→ STATED PROBLEM: Copy out word for word the lines below, from the line containing "Patent image size: (1020, 858)." through the line containing "The resembling disk", including both of those lines.

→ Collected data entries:
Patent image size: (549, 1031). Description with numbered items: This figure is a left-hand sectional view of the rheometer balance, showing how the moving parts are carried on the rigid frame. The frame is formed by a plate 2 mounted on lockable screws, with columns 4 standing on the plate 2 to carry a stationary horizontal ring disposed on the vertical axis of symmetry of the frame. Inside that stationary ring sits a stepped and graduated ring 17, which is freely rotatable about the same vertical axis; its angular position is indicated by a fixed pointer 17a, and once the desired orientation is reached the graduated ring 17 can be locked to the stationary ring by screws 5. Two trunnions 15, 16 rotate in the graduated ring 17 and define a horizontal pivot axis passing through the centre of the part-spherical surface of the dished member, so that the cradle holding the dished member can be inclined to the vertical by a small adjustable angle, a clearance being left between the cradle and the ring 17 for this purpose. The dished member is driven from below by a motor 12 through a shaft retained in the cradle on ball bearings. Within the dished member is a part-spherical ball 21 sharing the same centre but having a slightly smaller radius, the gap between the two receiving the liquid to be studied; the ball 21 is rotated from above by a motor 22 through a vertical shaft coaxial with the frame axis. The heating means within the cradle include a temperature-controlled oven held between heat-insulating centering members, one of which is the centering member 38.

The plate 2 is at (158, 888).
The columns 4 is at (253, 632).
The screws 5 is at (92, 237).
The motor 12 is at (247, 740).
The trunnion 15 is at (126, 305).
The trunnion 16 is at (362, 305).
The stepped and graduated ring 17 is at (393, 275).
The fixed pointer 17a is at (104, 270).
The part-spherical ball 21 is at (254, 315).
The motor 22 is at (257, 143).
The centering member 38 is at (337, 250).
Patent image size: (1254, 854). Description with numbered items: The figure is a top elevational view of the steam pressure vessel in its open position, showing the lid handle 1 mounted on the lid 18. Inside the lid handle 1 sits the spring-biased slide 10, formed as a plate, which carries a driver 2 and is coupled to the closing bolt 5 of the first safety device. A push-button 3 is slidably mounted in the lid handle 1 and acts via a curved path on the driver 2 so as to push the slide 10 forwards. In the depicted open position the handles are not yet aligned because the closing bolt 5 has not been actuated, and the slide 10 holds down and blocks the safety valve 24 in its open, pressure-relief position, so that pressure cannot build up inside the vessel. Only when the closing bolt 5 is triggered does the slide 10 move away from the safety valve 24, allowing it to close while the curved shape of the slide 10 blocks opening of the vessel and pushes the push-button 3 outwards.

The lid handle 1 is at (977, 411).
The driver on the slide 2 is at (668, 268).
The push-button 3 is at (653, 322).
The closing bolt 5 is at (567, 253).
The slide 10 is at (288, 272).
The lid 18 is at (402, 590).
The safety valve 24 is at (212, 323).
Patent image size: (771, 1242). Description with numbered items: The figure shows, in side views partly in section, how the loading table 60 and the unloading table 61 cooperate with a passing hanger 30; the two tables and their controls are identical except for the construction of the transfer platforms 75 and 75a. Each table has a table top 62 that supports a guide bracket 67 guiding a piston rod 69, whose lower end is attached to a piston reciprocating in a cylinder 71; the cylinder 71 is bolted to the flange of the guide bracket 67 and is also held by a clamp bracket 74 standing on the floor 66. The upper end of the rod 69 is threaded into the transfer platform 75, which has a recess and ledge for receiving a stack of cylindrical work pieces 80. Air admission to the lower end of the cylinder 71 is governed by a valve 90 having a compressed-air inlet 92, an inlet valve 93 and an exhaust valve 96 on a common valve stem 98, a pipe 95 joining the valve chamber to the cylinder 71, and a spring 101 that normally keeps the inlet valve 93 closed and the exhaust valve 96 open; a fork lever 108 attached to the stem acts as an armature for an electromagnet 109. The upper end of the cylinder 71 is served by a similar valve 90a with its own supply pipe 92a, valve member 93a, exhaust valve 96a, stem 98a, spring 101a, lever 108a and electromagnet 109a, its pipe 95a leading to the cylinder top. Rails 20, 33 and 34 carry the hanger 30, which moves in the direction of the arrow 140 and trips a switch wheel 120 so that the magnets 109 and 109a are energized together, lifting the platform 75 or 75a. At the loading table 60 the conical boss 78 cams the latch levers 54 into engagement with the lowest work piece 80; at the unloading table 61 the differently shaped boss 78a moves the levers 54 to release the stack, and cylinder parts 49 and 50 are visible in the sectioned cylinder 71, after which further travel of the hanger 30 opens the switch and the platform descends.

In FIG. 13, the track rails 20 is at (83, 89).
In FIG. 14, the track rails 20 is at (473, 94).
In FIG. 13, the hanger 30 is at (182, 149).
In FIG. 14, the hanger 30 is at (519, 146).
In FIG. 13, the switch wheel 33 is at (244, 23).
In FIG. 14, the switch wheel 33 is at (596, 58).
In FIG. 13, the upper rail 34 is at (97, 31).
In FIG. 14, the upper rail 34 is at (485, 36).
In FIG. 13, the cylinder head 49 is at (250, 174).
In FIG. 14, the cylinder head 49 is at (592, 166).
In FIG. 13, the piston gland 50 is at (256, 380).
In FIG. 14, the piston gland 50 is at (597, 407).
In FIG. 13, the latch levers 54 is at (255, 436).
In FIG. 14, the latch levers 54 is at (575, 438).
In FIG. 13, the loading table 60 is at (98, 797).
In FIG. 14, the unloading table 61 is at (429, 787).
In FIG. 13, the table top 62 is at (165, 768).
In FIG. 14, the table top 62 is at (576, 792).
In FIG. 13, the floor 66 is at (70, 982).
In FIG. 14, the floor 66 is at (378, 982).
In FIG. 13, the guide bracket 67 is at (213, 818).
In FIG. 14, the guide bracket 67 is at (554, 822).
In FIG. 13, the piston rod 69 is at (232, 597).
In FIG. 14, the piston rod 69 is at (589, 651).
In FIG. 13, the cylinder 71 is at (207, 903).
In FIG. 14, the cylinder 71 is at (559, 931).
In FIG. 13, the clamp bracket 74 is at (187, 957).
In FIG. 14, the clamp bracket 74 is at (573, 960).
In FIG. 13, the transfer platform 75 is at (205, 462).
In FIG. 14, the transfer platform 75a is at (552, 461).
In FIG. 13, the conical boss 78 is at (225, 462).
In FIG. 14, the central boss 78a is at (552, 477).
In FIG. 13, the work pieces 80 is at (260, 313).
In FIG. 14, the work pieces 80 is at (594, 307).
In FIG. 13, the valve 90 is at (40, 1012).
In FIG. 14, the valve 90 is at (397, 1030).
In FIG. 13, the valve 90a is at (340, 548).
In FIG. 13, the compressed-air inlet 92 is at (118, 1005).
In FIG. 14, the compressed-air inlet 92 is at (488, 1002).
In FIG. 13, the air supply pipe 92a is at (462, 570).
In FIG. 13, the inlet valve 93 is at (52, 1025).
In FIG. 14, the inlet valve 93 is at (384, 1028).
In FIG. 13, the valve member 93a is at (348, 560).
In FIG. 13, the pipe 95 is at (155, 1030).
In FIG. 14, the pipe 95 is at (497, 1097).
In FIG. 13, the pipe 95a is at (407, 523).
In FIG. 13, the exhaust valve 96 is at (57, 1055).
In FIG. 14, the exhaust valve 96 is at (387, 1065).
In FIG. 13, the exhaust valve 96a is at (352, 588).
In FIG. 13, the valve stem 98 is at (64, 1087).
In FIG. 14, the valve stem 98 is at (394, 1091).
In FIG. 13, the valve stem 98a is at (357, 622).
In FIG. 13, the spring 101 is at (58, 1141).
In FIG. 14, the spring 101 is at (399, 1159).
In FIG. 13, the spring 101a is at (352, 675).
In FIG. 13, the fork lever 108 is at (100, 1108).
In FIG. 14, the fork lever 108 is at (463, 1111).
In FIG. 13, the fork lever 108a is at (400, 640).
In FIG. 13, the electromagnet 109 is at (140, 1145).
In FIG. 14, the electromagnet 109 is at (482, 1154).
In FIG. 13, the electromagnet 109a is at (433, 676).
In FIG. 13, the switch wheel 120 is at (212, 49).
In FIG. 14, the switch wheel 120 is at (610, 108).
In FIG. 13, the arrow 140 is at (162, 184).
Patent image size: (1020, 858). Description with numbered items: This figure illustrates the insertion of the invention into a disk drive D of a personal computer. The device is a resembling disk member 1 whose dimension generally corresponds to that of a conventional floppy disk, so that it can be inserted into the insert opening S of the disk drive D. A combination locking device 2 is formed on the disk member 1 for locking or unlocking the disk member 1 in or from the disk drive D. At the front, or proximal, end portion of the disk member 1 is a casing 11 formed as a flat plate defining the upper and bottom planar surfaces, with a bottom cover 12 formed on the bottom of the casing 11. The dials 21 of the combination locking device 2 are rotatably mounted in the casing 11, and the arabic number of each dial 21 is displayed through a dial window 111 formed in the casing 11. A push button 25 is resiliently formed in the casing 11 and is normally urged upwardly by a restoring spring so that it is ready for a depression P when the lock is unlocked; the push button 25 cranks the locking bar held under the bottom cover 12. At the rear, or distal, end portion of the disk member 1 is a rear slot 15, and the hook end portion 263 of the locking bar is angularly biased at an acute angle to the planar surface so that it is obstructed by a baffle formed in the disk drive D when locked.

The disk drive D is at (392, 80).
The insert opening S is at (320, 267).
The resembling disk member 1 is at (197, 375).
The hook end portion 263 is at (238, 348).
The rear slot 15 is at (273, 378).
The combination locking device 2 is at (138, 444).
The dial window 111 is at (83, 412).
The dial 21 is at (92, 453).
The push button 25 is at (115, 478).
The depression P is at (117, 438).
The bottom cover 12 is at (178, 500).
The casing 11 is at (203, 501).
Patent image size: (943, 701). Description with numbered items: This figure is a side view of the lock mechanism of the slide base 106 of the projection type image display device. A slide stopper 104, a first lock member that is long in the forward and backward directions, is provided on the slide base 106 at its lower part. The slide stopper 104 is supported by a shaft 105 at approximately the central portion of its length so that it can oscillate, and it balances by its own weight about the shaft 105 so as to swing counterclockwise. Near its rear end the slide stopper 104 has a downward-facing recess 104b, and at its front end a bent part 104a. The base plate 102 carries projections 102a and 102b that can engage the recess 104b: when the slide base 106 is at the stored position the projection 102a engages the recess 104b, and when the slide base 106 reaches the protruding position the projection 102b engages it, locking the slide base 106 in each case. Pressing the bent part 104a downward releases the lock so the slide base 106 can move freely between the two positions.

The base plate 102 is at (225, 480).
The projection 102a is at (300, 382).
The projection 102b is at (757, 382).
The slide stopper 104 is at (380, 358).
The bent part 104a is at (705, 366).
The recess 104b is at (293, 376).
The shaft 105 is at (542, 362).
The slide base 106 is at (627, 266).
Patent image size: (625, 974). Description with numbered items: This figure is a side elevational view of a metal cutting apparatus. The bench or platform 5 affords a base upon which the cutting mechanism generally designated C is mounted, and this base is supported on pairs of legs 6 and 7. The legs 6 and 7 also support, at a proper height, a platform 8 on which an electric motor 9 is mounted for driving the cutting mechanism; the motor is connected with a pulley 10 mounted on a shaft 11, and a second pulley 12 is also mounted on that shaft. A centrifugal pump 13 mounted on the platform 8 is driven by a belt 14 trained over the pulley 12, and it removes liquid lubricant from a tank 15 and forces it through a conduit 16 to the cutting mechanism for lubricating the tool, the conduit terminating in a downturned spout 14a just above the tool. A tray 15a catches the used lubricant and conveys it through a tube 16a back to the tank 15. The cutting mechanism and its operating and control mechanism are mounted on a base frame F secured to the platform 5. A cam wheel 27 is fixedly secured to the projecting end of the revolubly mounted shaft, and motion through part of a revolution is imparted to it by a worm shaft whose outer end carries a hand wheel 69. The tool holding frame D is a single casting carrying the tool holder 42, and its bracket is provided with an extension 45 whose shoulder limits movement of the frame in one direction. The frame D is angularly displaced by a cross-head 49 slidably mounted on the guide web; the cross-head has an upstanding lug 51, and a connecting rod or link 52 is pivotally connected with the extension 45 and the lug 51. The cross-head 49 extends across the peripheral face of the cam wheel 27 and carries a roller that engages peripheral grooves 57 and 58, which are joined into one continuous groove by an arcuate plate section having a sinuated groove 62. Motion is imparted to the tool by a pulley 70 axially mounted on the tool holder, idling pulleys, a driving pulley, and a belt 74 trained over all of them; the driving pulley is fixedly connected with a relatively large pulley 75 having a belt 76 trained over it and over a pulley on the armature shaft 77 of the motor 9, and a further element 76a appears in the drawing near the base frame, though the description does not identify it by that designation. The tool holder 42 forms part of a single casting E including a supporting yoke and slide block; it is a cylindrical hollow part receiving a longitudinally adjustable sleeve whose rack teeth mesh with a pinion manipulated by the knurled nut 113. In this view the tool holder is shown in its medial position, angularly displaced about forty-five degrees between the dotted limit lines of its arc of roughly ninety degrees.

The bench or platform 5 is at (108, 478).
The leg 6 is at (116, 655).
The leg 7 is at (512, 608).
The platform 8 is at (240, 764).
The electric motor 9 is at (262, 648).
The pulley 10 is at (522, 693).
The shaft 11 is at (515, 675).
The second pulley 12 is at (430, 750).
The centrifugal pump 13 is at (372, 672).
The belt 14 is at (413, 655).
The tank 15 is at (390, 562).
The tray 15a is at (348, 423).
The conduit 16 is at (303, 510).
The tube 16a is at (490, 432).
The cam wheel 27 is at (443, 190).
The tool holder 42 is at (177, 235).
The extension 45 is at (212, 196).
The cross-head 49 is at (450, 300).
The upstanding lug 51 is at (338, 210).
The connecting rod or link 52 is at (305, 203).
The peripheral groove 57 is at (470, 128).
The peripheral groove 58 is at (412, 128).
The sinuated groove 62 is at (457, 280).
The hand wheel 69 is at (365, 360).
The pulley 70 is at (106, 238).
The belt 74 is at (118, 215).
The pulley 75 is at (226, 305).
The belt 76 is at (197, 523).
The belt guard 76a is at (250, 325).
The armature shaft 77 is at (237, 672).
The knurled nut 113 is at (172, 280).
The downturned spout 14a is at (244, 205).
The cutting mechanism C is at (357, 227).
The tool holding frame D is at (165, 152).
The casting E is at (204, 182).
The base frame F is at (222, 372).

→ FINISHED EXERCISE:
Patent image size: (1020, 858). Description with numbered items: This figure illustrates the insertion of the invention into a disk drive D of a personal computer. The device is a resembling disk member 1 whose dimension generally corresponds to that of a conventional floppy disk, so that it can be inserted into the insert opening S of the disk drive D. A combination locking device 2 is formed on the disk member 1 for locking or unlocking the disk member 1 in or from the disk drive D. At the front, or proximal, end portion of the disk member 1 is a casing 11 formed as a flat plate defining the upper and bottom planar surfaces, with a bottom cover 12 formed on the bottom of the casing 11. The dials 21 of the combination locking device 2 are rotatably mounted in the casing 11, and the arabic number of each dial 21 is displayed through a dial window 111 formed in the casing 11. A push button 25 is resiliently formed in the casing 11 and is normally urged upwardly by a restoring spring so that it is ready for a depression P when the lock is unlocked; the push button 25 cranks the locking bar held under the bottom cover 12. At the rear, or distal, end portion of the disk member 1 is a rear slot 15, and the hook end portion 263 of the locking bar is angularly biased at an acute angle to the planar surface so that it is obstructed by a baffle formed in the disk drive D when locked.

The disk drive D is at (392, 80).
The insert opening S is at (320, 267).
The resembling disk member 1 is at (197, 375).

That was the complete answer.